Find every line of the listing below where "заменить" appears, and copy it.

----------------

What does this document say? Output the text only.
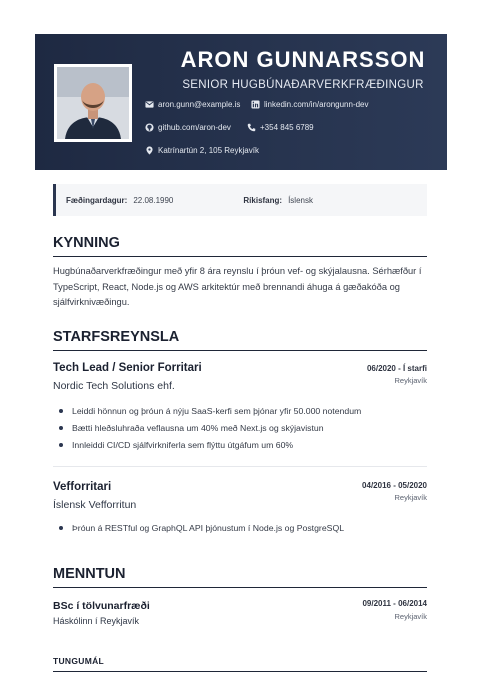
ARON GUNNARSSON
SENIOR HUGBÚNAÐARVERKFRÆÐINGUR
aron.gunn@example.is	linkedin.com/in/arongunn-dev
github.com/aron-dev	+354 845 6789
Katrínartún 2, 105 Reykjavík
Fæðingardagur: 22.08.1990	Ríkisfang: Íslensk
KYNNING
Hugbúnaðarverkfræðingur með yfir 8 ára reynslu í þróun vef- og skýjalausna. Sérhæfður í TypeScript, React, Node.js og AWS arkitektúr með brennandi áhuga á gæðakóða og sjálfvirknivæðingu.
STARFSREYNSLA
Tech Lead / Senior Forritari	06/2020 - Í starfi
Reykjavík
Nordic Tech Solutions ehf.
Leiddi hönnun og þróun á nýju SaaS-kerfi sem þjónar yfir 50.000 notendum
Bætti hleðsluhraða veflausna um 40% með Next.js og skýjavistun
Innleiddi CI/CD sjálfvirkniferla sem flýttu útgáfum um 60%
Vefforritari	04/2016 - 05/2020
Reykjavík
Íslensk Vefforritun
Þróun á RESTful og GraphQL API þjónustum í Node.js og PostgreSQL
MENNTUN
BSc í tölvunarfræði	09/2011 - 06/2014
Reykjavík
Háskólinn í Reykjavík
TUNGUMÁL
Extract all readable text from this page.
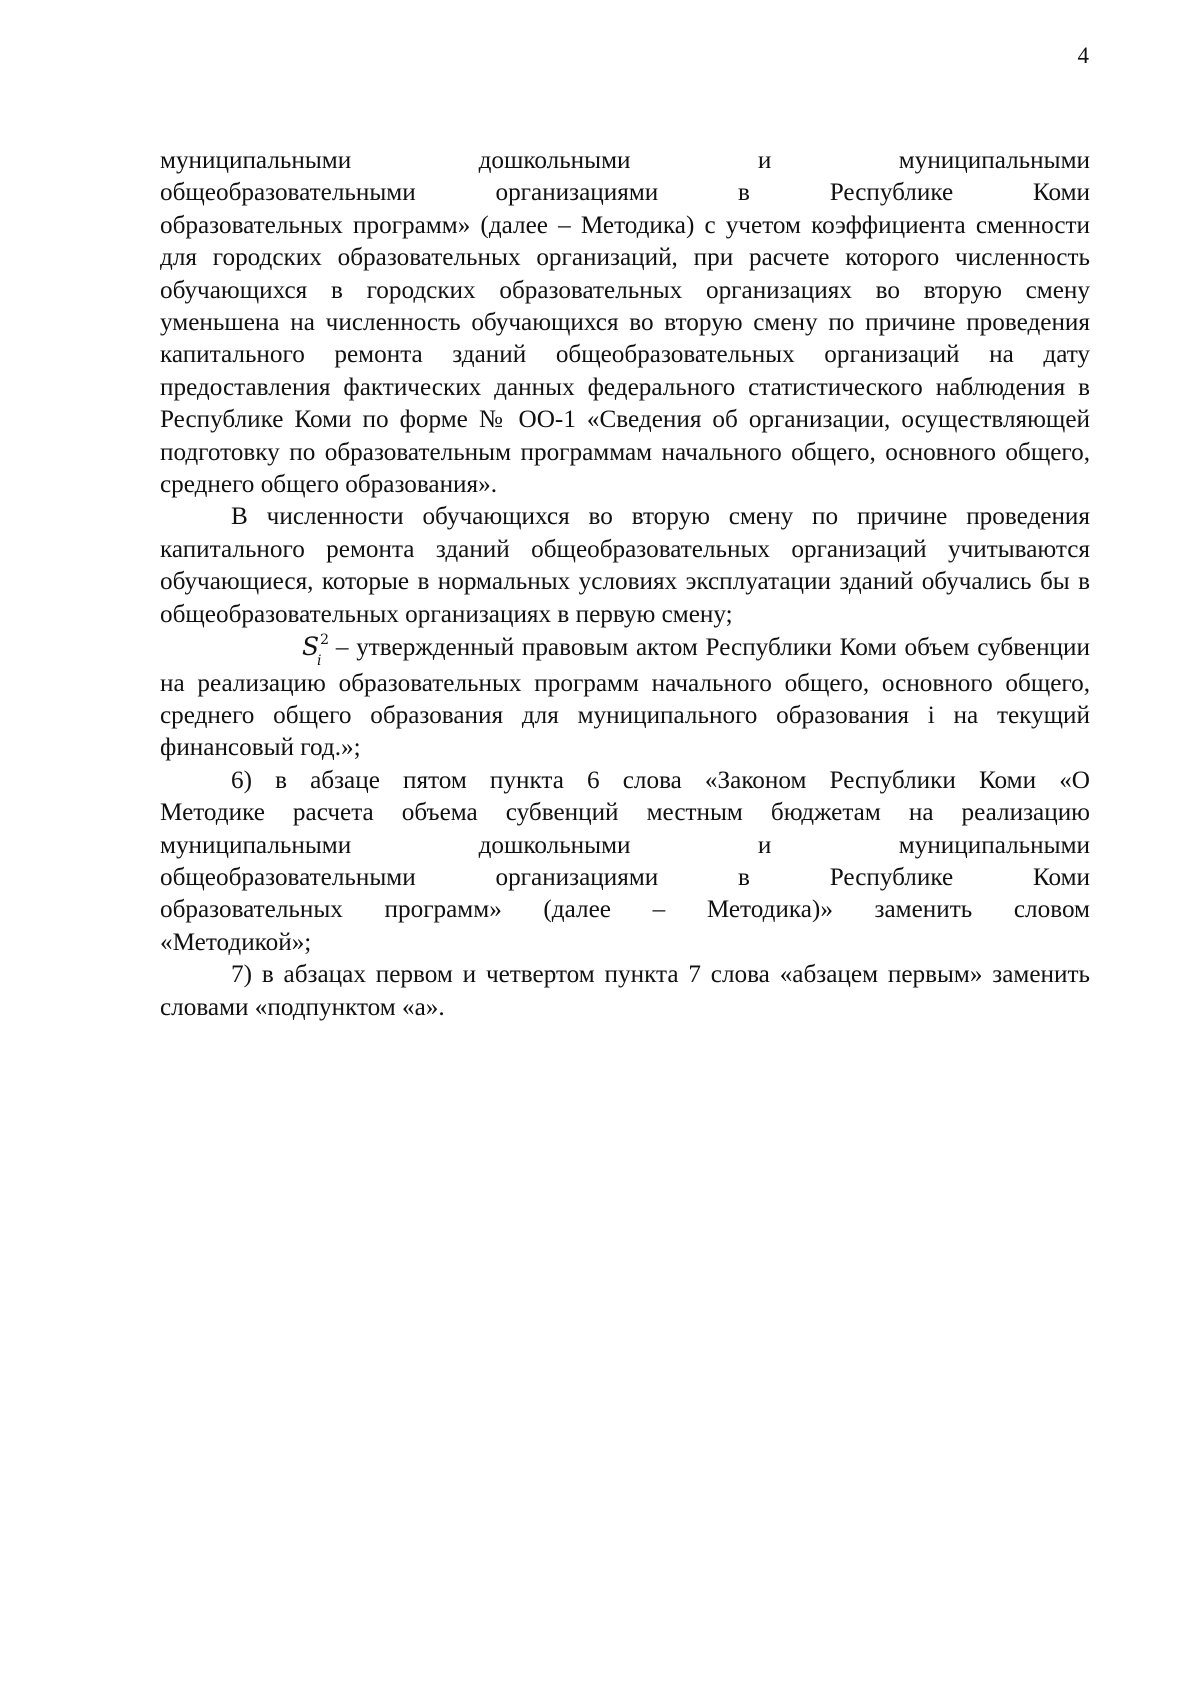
4

муниципальными дошкольными и муниципальными

общеобразовательными организациями в Республике Коми

образовательных программ» (далее – Методика) с учетом коэффициента сменности для городских образовательных организаций, при расчете которого численность обучающихся в городских образовательных организациях во вторую смену уменьшена на численность обучающихся во вторую смену по причине проведения капитального ремонта зданий общеобразовательных организаций на дату предоставления фактических данных федерального статистического наблюдения в Республике Коми по форме № ОО-1 «Сведения об организации, осуществляющей подготовку по образовательным программам начального общего, основного общего, среднего общего образования».

В численности обучающихся во вторую смену по причине проведения капитального ремонта зданий общеобразовательных организаций учитываются обучающиеся, которые в нормальных условиях эксплуатации зданий обучались бы в общеобразовательных организациях в первую смену;

$S^2$
i – утвержденный правовым актом Республики Коми объем субвенции на реализацию образовательных программ начального общего, основного общего, среднего общего образования для муниципального образования i на текущий финансовый год.»;

6) в абзаце пятом пункта 6 слова «Законом Республики Коми «О

Методике расчета объема субвенций местным бюджетам на реализацию

муниципальными дошкольными и муниципальными

общеобразовательными организациями в Республике Коми

образовательных программ» (далее – Методика)» заменить словом

«Методикой»;

7) в абзацах первом и четвертом пункта 7 слова «абзацем первым» заменить словами «подпунктом «а».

----------------

**Correct response**:
образовательных программ» (далее – Методика)» заменить словом
7) в абзацах первом и четвертом пункта 7 слова «абзацем первым» заменить словами «подпунктом «а».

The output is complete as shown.